GIVEN INSTRUCTION: Return the listing below verbatim. Pictures do not belong in the copy.

GIVEN RECORDS:
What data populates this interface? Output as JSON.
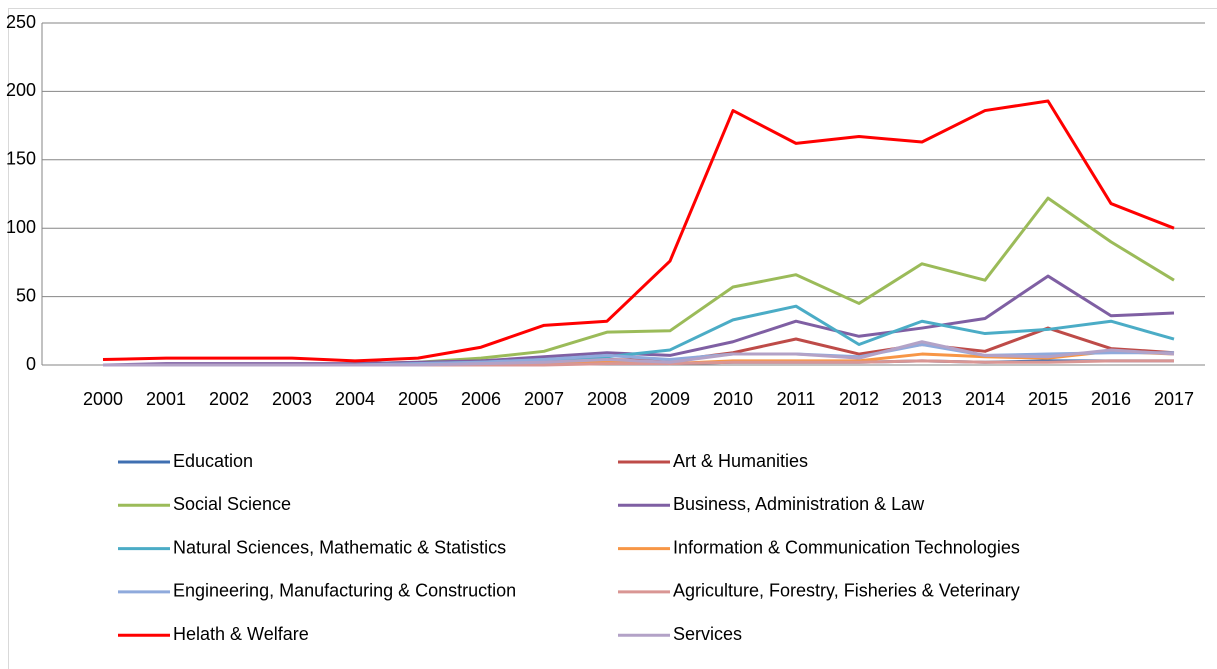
{
  "chart_data": {
    "type": "line",
    "categories": [
      "2000",
      "2001",
      "2002",
      "2003",
      "2004",
      "2005",
      "2006",
      "2007",
      "2008",
      "2009",
      "2010",
      "2011",
      "2012",
      "2013",
      "2014",
      "2015",
      "2016",
      "2017"
    ],
    "ylim": [
      0,
      250
    ],
    "yticks": [
      0,
      50,
      100,
      150,
      200,
      250
    ],
    "grid": true,
    "legend": "bottom",
    "series": [
      {
        "name": "Education",
        "color": "#3f6fb1",
        "values": [
          0,
          0,
          0,
          0,
          0,
          0,
          1,
          1,
          1,
          1,
          2,
          2,
          2,
          3,
          2,
          3,
          3,
          3
        ]
      },
      {
        "name": "Art & Humanities",
        "color": "#be4b48",
        "values": [
          0,
          0,
          0,
          0,
          0,
          1,
          1,
          2,
          4,
          3,
          9,
          19,
          8,
          15,
          10,
          27,
          12,
          9
        ]
      },
      {
        "name": "Social Science",
        "color": "#9bbb59",
        "values": [
          0,
          0,
          0,
          0,
          1,
          2,
          5,
          10,
          24,
          25,
          57,
          66,
          45,
          74,
          62,
          122,
          90,
          62
        ]
      },
      {
        "name": "Business, Administration & Law",
        "color": "#7f5fa3",
        "values": [
          0,
          1,
          1,
          1,
          1,
          2,
          3,
          6,
          9,
          7,
          17,
          32,
          21,
          27,
          34,
          65,
          36,
          38
        ]
      },
      {
        "name": "Natural Sciences, Mathematic & Statistics",
        "color": "#4bacc6",
        "values": [
          0,
          0,
          0,
          0,
          0,
          1,
          2,
          4,
          6,
          11,
          33,
          43,
          15,
          32,
          23,
          26,
          32,
          19
        ]
      },
      {
        "name": "Information & Communication Technologies",
        "color": "#f79646",
        "values": [
          0,
          0,
          0,
          0,
          0,
          0,
          0,
          1,
          3,
          1,
          3,
          3,
          3,
          8,
          6,
          5,
          10,
          8
        ]
      },
      {
        "name": "Engineering, Manufacturing & Construction",
        "color": "#8faadc",
        "values": [
          0,
          0,
          0,
          0,
          0,
          1,
          2,
          4,
          7,
          4,
          8,
          8,
          6,
          15,
          7,
          8,
          9,
          9
        ]
      },
      {
        "name": "Agriculture, Forestry, Fisheries & Veterinary",
        "color": "#d99694",
        "values": [
          0,
          0,
          0,
          0,
          0,
          0,
          0,
          0,
          1,
          1,
          2,
          2,
          2,
          3,
          2,
          2,
          3,
          3
        ]
      },
      {
        "name": "Helath & Welfare",
        "color": "#ff0000",
        "values": [
          4,
          5,
          5,
          5,
          3,
          5,
          13,
          29,
          32,
          76,
          186,
          162,
          167,
          163,
          186,
          193,
          118,
          100
        ]
      },
      {
        "name": "Services",
        "color": "#b3a2c7",
        "values": [
          0,
          0,
          0,
          0,
          0,
          0,
          1,
          2,
          4,
          2,
          8,
          8,
          5,
          17,
          7,
          6,
          11,
          8
        ]
      }
    ]
  }
}
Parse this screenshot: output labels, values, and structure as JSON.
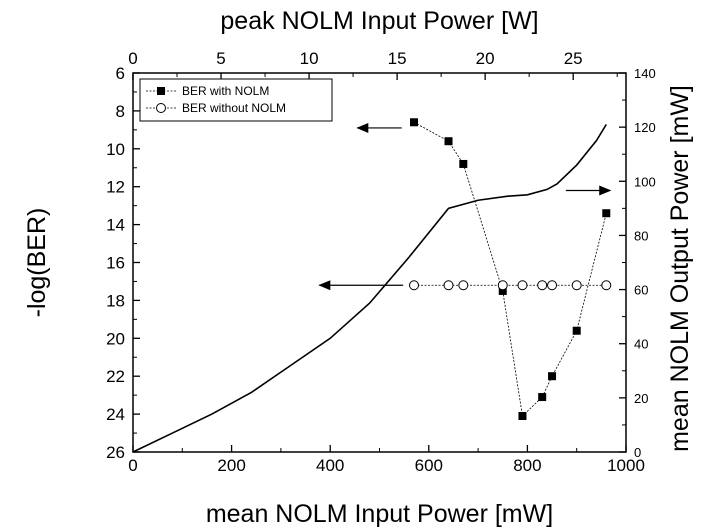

COMPLETE RESPONSE:
What data populates this interface? Output as JSON.
{
  "chart_data": {
    "type": "line",
    "categories": [
      "2000",
      "2001",
      "2002",
      "2003",
      "2004",
      "2005",
      "2006",
      "2007",
      "2008",
      "2009",
      "2010",
      "2011",
      "2012",
      "2013",
      "2014",
      "2015",
      "2016",
      "2017"
    ],
    "ylim": [
      0,
      250
    ],
    "yticks": [
      0,
      50,
      100,
      150,
      200,
      250
    ],
    "grid": true,
    "legend": "bottom",
    "series": [
      {
        "name": "Education",
        "color": "#3f6fb1",
        "values": [
          0,
          0,
          0,
          0,
          0,
          0,
          1,
          1,
          1,
          1,
          2,
          2,
          2,
          3,
          2,
          3,
          3,
          3
        ]
      },
      {
        "name": "Art & Humanities",
        "color": "#be4b48",
        "values": [
          0,
          0,
          0,
          0,
          0,
          1,
          1,
          2,
          4,
          3,
          9,
          19,
          8,
          15,
          10,
          27,
          12,
          9
        ]
      },
      {
        "name": "Social Science",
        "color": "#9bbb59",
        "values": [
          0,
          0,
          0,
          0,
          1,
          2,
          5,
          10,
          24,
          25,
          57,
          66,
          45,
          74,
          62,
          122,
          90,
          62
        ]
      },
      {
        "name": "Business, Administration & Law",
        "color": "#7f5fa3",
        "values": [
          0,
          1,
          1,
          1,
          1,
          2,
          3,
          6,
          9,
          7,
          17,
          32,
          21,
          27,
          34,
          65,
          36,
          38
        ]
      },
      {
        "name": "Natural Sciences, Mathematic & Statistics",
        "color": "#4bacc6",
        "values": [
          0,
          0,
          0,
          0,
          0,
          1,
          2,
          4,
          6,
          11,
          33,
          43,
          15,
          32,
          23,
          26,
          32,
          19
        ]
      },
      {
        "name": "Information & Communication Technologies",
        "color": "#f79646",
        "values": [
          0,
          0,
          0,
          0,
          0,
          0,
          0,
          1,
          3,
          1,
          3,
          3,
          3,
          8,
          6,
          5,
          10,
          8
        ]
      },
      {
        "name": "Engineering, Manufacturing & Construction",
        "color": "#8faadc",
        "values": [
          0,
          0,
          0,
          0,
          0,
          1,
          2,
          4,
          7,
          4,
          8,
          8,
          6,
          15,
          7,
          8,
          9,
          9
        ]
      },
      {
        "name": "Agriculture, Forestry, Fisheries & Veterinary",
        "color": "#d99694",
        "values": [
          0,
          0,
          0,
          0,
          0,
          0,
          0,
          0,
          1,
          1,
          2,
          2,
          2,
          3,
          2,
          2,
          3,
          3
        ]
      },
      {
        "name": "Helath & Welfare",
        "color": "#ff0000",
        "values": [
          4,
          5,
          5,
          5,
          3,
          5,
          13,
          29,
          32,
          76,
          186,
          162,
          167,
          163,
          186,
          193,
          118,
          100
        ]
      },
      {
        "name": "Services",
        "color": "#b3a2c7",
        "values": [
          0,
          0,
          0,
          0,
          0,
          0,
          1,
          2,
          4,
          2,
          8,
          8,
          5,
          17,
          7,
          6,
          11,
          8
        ]
      }
    ]
  }
}
Parse this screenshot: output labels, values, and structure as JSON.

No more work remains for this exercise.